→ **RECORDED DATA**

******

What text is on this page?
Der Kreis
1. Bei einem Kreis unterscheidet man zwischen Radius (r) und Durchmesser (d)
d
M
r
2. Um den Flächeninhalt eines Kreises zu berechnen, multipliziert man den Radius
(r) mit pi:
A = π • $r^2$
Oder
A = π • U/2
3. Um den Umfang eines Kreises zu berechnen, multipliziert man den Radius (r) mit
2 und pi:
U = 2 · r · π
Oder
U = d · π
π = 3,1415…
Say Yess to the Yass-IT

******

→ **EXERCISE**
Produce an exact copy of every entry above.

→ **WRITTEN ANSWER**
What text is on this page?
Der Kreis
1. Bei einem Kreis unterscheidet man zwischen Radius (r) und Durchmesser (d)
d
M
r
2. Um den Flächeninhalt eines Kreises zu berechnen, multipliziert man den Radius
(r) mit pi:
A = π • $r^2$
Oder
A = π • U/2
3. Um den Umfang eines Kreises zu berechnen, multipliziert man den Radius (r) mit
2 und pi:
U = 2 · r · π
Oder
U = d · π
π = 3,1415…
Say Yess to the Yass-IT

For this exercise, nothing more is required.